_A run of records_
^^^^^^^^
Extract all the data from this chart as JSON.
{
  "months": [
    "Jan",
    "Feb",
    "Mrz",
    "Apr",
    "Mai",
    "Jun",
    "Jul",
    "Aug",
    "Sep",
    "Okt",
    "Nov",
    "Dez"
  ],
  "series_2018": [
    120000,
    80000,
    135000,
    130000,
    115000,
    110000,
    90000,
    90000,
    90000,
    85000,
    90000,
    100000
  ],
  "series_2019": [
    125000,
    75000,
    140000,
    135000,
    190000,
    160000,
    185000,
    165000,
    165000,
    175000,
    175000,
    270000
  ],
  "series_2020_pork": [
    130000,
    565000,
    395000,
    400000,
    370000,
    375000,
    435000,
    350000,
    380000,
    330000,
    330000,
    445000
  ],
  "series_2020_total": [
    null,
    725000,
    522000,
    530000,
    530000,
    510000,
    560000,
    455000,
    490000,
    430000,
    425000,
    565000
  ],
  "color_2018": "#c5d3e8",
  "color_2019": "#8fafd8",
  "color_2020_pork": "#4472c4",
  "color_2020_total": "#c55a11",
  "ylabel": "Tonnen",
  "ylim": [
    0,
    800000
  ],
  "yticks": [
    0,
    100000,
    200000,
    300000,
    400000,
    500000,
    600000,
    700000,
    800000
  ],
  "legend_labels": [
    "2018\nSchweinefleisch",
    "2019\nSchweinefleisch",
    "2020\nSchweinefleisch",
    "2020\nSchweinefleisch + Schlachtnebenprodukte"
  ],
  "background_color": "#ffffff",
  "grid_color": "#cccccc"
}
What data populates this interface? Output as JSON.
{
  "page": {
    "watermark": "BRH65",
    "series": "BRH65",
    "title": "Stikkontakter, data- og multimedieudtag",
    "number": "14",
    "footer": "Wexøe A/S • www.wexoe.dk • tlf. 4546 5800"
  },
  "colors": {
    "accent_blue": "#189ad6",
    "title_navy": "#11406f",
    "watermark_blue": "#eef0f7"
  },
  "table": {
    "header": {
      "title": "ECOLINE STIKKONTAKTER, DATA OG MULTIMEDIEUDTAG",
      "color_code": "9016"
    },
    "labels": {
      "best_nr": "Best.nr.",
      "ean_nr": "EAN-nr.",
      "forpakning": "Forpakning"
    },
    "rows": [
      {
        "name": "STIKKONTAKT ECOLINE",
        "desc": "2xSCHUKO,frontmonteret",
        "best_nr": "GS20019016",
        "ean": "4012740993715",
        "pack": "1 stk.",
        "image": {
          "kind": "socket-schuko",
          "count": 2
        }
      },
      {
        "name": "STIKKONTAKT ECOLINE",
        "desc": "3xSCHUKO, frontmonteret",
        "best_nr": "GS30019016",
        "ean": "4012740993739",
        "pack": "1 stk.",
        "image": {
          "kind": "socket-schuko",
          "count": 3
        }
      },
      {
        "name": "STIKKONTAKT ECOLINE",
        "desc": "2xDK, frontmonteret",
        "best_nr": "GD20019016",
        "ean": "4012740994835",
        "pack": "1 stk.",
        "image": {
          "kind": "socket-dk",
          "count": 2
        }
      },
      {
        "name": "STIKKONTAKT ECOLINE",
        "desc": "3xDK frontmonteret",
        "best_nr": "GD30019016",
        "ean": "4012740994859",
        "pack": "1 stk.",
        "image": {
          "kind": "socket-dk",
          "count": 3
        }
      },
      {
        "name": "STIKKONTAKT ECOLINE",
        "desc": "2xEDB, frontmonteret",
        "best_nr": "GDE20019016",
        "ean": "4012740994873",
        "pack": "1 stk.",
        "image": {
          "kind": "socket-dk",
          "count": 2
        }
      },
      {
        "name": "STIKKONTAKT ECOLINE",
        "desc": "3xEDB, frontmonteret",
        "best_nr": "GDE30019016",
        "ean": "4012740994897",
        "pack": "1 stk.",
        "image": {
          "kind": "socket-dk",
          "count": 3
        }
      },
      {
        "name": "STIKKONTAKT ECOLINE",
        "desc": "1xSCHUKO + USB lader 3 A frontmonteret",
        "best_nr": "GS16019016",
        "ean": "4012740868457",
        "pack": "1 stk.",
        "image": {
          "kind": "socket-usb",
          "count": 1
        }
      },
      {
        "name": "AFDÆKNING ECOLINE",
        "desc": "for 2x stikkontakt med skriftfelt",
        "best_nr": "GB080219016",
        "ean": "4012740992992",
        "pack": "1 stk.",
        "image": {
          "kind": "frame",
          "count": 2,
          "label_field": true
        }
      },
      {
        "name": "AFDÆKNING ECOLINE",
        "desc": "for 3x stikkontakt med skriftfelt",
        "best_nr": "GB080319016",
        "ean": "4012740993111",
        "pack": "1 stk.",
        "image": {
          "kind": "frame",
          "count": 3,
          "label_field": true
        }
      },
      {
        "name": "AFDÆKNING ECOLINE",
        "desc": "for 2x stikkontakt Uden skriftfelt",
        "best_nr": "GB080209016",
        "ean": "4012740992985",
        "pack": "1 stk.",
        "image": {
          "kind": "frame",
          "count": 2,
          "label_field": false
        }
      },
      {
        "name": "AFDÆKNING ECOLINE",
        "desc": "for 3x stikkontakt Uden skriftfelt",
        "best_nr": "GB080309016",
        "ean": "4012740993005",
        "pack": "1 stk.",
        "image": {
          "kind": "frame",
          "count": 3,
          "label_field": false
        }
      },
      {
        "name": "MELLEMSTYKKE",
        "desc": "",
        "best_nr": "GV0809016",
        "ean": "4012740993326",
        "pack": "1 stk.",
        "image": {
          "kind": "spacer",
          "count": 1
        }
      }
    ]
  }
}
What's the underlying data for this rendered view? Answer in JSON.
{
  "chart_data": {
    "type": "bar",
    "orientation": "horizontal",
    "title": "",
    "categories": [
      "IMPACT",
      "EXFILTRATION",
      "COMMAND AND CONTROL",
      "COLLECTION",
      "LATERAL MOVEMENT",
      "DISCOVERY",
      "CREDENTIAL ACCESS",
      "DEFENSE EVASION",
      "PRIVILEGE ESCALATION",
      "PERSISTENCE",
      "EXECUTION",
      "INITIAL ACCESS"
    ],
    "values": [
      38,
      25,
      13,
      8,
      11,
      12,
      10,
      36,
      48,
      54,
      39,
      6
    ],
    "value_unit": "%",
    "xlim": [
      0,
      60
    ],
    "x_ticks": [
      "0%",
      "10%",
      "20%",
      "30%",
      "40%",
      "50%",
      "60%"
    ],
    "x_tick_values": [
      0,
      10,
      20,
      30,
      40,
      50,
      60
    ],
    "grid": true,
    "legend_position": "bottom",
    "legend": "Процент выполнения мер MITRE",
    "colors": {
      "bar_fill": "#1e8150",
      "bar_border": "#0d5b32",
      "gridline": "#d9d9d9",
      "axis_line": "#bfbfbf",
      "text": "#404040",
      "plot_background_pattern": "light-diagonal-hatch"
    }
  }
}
^^^^^^^^
Repeat the material above in full, keeping every word.

Extract all the data from this chart as JSON.
{
  "months": [
    "Jan",
    "Feb",
    "Mrz",
    "Apr",
    "Mai",
    "Jun",
    "Jul",
    "Aug",
    "Sep",
    "Okt",
    "Nov",
    "Dez"
  ],
  "series_2018": [
    120000,
    80000,
    135000,
    130000,
    115000,
    110000,
    90000,
    90000,
    90000,
    85000,
    90000,
    100000
  ],
  "series_2019": [
    125000,
    75000,
    140000,
    135000,
    190000,
    160000,
    185000,
    165000,
    165000,
    175000,
    175000,
    270000
  ],
  "series_2020_pork": [
    130000,
    565000,
    395000,
    400000,
    370000,
    375000,
    435000,
    350000,
    380000,
    330000,
    330000,
    445000
  ],
  "series_2020_total": [
    null,
    725000,
    522000,
    530000,
    530000,
    510000,
    560000,
    455000,
    490000,
    430000,
    425000,
    565000
  ],
  "color_2018": "#c5d3e8",
  "color_2019": "#8fafd8",
  "color_2020_pork": "#4472c4",
  "color_2020_total": "#c55a11",
  "ylabel": "Tonnen",
  "ylim": [
    0,
    800000
  ],
  "yticks": [
    0,
    100000,
    200000,
    300000,
    400000,
    500000,
    600000,
    700000,
    800000
  ],
  "legend_labels": [
    "2018\nSchweinefleisch",
    "2019\nSchweinefleisch",
    "2020\nSchweinefleisch",
    "2020\nSchweinefleisch + Schlachtnebenprodukte"
  ],
  "background_color": "#ffffff",
  "grid_color": "#cccccc"
}
What data populates this interface? Output as JSON.
{
  "page": {
    "watermark": "BRH65",
    "series": "BRH65",
    "title": "Stikkontakter, data- og multimedieudtag",
    "number": "14",
    "footer": "Wexøe A/S • www.wexoe.dk • tlf. 4546 5800"
  },
  "colors": {
    "accent_blue": "#189ad6",
    "title_navy": "#11406f",
    "watermark_blue": "#eef0f7"
  },
  "table": {
    "header": {
      "title": "ECOLINE STIKKONTAKTER, DATA OG MULTIMEDIEUDTAG",
      "color_code": "9016"
    },
    "labels": {
      "best_nr": "Best.nr.",
      "ean_nr": "EAN-nr.",
      "forpakning": "Forpakning"
    },
    "rows": [
      {
        "name": "STIKKONTAKT ECOLINE",
        "desc": "2xSCHUKO,frontmonteret",
        "best_nr": "GS20019016",
        "ean": "4012740993715",
        "pack": "1 stk.",
        "image": {
          "kind": "socket-schuko",
          "count": 2
        }
      },
      {
        "name": "STIKKONTAKT ECOLINE",
        "desc": "3xSCHUKO, frontmonteret",
        "best_nr": "GS30019016",
        "ean": "4012740993739",
        "pack": "1 stk.",
        "image": {
          "kind": "socket-schuko",
          "count": 3
        }
      },
      {
        "name": "STIKKONTAKT ECOLINE",
        "desc": "2xDK, frontmonteret",
        "best_nr": "GD20019016",
        "ean": "4012740994835",
        "pack": "1 stk.",
        "image": {
          "kind": "socket-dk",
          "count": 2
        }
      },
      {
        "name": "STIKKONTAKT ECOLINE",
        "desc": "3xDK frontmonteret",
        "best_nr": "GD30019016",
        "ean": "4012740994859",
        "pack": "1 stk.",
        "image": {
          "kind": "socket-dk",
          "count": 3
        }
      },
      {
        "name": "STIKKONTAKT ECOLINE",
        "desc": "2xEDB, frontmonteret",
        "best_nr": "GDE20019016",
        "ean": "4012740994873",
        "pack": "1 stk.",
        "image": {
          "kind": "socket-dk",
          "count": 2
        }
      },
      {
        "name": "STIKKONTAKT ECOLINE",
        "desc": "3xEDB, frontmonteret",
        "best_nr": "GDE30019016",
        "ean": "4012740994897",
        "pack": "1 stk.",
        "image": {
          "kind": "socket-dk",
          "count": 3
        }
      },
      {
        "name": "STIKKONTAKT ECOLINE",
        "desc": "1xSCHUKO + USB lader 3 A frontmonteret",
        "best_nr": "GS16019016",
        "ean": "4012740868457",
        "pack": "1 stk.",
        "image": {
          "kind": "socket-usb",
          "count": 1
        }
      },
      {
        "name": "AFDÆKNING ECOLINE",
        "desc": "for 2x stikkontakt med skriftfelt",
        "best_nr": "GB080219016",
        "ean": "4012740992992",
        "pack": "1 stk.",
        "image": {
          "kind": "frame",
          "count": 2,
          "label_field": true
        }
      },
      {
        "name": "AFDÆKNING ECOLINE",
        "desc": "for 3x stikkontakt med skriftfelt",
        "best_nr": "GB080319016",
        "ean": "4012740993111",
        "pack": "1 stk.",
        "image": {
          "kind": "frame",
          "count": 3,
          "label_field": true
        }
      },
      {
        "name": "AFDÆKNING ECOLINE",
        "desc": "for 2x stikkontakt Uden skriftfelt",
        "best_nr": "GB080209016",
        "ean": "4012740992985",
        "pack": "1 stk.",
        "image": {
          "kind": "frame",
          "count": 2,
          "label_field": false
        }
      },
      {
        "name": "AFDÆKNING ECOLINE",
        "desc": "for 3x stikkontakt Uden skriftfelt",
        "best_nr": "GB080309016",
        "ean": "4012740993005",
        "pack": "1 stk.",
        "image": {
          "kind": "frame",
          "count": 3,
          "label_field": false
        }
      },
      {
        "name": "MELLEMSTYKKE",
        "desc": "",
        "best_nr": "GV0809016",
        "ean": "4012740993326",
        "pack": "1 stk.",
        "image": {
          "kind": "spacer",
          "count": 1
        }
      }
    ]
  }
}
What's the underlying data for this rendered view? Answer in JSON.
{
  "chart_data": {
    "type": "bar",
    "orientation": "horizontal",
    "title": "",
    "categories": [
      "IMPACT",
      "EXFILTRATION",
      "COMMAND AND CONTROL",
      "COLLECTION",
      "LATERAL MOVEMENT",
      "DISCOVERY",
      "CREDENTIAL ACCESS",
      "DEFENSE EVASION",
      "PRIVILEGE ESCALATION",
      "PERSISTENCE",
      "EXECUTION",
      "INITIAL ACCESS"
    ],
    "values": [
      38,
      25,
      13,
      8,
      11,
      12,
      10,
      36,
      48,
      54,
      39,
      6
    ],
    "value_unit": "%",
    "xlim": [
      0,
      60
    ],
    "x_ticks": [
      "0%",
      "10%",
      "20%",
      "30%",
      "40%",
      "50%",
      "60%"
    ],
    "x_tick_values": [
      0,
      10,
      20,
      30,
      40,
      50,
      60
    ],
    "grid": true,
    "legend_position": "bottom",
    "legend": "Процент выполнения мер MITRE",
    "colors": {
      "bar_fill": "#1e8150",
      "bar_border": "#0d5b32",
      "gridline": "#d9d9d9",
      "axis_line": "#bfbfbf",
      "text": "#404040",
      "plot_background_pattern": "light-diagonal-hatch"
    }
  }
}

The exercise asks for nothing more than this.